• **SOURCE MATERIAL**:
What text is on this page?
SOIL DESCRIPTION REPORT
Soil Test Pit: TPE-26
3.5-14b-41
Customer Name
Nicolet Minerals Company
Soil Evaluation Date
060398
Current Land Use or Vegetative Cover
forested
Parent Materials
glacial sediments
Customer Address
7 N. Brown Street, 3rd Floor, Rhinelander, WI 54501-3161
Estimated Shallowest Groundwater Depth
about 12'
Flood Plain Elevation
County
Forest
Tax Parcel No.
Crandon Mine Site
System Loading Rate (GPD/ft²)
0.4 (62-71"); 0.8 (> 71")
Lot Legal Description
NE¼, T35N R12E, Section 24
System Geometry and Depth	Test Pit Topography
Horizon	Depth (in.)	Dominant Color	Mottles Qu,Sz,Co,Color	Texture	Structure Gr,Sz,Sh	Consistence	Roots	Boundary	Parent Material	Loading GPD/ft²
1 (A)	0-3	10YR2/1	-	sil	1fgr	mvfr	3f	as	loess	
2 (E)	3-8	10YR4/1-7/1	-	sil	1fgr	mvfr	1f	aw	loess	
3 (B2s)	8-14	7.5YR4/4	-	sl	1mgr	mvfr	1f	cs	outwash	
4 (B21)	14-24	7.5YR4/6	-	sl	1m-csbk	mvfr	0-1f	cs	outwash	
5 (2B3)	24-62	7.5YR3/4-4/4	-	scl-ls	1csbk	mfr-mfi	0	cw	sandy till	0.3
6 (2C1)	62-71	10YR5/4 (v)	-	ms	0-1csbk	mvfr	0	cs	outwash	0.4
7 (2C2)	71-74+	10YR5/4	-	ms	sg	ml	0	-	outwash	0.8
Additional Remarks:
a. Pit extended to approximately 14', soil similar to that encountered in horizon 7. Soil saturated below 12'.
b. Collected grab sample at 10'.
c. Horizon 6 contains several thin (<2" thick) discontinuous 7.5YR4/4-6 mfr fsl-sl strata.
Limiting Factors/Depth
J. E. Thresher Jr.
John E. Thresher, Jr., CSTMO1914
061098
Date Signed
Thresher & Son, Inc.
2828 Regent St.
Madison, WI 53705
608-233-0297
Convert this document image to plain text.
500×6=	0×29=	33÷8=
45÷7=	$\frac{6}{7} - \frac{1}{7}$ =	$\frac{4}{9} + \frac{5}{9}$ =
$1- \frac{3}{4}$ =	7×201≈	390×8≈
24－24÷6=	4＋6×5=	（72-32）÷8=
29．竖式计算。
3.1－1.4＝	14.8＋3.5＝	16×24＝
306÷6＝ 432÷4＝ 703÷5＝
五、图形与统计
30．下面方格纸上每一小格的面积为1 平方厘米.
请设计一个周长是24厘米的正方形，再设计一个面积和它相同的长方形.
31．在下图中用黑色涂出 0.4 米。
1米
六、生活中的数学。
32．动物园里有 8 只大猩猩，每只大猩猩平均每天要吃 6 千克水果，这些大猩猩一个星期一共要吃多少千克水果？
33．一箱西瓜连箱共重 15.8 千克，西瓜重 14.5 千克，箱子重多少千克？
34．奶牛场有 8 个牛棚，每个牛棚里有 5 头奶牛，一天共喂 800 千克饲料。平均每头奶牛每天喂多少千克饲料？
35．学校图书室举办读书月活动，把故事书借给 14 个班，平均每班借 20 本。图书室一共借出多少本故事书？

• **WHAT THIS TASK INVOLVES**:
In the data above, count the lines where the word "mvfr" appears; reply with the number only.

• **ANSWER TO THIS EXERCISE**:
5